--- BEGIN Excerpted data ---
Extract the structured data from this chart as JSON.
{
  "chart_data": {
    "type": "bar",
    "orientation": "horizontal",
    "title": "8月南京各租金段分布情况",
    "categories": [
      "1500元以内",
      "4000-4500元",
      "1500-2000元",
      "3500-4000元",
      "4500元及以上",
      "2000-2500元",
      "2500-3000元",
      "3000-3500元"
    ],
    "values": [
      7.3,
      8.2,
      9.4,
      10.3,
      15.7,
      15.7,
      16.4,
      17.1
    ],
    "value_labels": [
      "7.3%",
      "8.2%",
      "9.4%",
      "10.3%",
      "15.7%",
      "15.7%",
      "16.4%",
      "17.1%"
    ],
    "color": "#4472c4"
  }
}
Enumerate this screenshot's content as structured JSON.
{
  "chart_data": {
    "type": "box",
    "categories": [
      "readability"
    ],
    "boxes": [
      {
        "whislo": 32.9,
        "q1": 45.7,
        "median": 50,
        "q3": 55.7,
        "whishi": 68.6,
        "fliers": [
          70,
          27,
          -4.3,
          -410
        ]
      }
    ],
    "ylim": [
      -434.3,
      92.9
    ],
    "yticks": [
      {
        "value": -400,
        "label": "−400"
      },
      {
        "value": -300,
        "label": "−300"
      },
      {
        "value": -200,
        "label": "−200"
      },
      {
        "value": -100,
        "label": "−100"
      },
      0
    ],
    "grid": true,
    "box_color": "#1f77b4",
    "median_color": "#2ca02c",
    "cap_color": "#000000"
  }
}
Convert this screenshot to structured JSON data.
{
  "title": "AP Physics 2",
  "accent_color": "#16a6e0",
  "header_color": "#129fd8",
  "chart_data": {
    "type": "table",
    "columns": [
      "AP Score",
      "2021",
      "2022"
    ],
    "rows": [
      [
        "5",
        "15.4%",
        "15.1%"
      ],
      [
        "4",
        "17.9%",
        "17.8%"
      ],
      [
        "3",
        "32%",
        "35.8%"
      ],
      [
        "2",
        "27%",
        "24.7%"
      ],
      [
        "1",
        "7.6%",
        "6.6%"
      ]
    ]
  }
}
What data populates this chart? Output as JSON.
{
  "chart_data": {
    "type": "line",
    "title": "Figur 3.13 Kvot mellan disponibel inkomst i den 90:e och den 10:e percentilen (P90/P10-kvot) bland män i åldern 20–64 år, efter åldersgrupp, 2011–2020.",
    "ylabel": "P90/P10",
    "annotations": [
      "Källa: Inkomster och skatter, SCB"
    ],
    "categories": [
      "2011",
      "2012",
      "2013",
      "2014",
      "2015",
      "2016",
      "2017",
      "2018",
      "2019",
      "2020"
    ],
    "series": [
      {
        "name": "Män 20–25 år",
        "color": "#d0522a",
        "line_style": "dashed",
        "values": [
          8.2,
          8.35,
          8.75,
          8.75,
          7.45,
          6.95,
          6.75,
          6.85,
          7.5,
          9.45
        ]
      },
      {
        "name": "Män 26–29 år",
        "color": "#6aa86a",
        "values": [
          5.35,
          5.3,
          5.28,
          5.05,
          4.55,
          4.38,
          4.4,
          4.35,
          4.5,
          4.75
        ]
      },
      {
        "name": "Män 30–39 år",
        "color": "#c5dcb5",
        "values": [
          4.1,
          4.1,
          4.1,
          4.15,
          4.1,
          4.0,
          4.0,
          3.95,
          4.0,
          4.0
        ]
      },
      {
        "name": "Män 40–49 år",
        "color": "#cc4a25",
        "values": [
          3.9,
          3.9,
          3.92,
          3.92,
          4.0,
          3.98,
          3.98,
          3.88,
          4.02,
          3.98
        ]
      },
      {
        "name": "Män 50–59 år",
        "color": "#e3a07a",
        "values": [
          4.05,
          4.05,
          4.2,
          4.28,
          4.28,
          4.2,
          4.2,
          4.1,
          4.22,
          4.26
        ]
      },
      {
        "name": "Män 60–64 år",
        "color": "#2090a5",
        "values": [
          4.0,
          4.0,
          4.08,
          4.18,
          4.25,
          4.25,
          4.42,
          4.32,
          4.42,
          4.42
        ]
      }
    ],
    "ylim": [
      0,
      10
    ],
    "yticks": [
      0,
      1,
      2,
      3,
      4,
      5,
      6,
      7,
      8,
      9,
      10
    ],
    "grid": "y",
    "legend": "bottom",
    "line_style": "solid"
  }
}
--- END Excerpted data ---
*Exercise goal:* Which lines above contain "JSON"? Show each of them.

*Full solution:*
Extract the structured data from this chart as JSON.
Enumerate this screenshot's content as structured JSON.
Convert this screenshot to structured JSON data.
What data populates this chart? Output as JSON.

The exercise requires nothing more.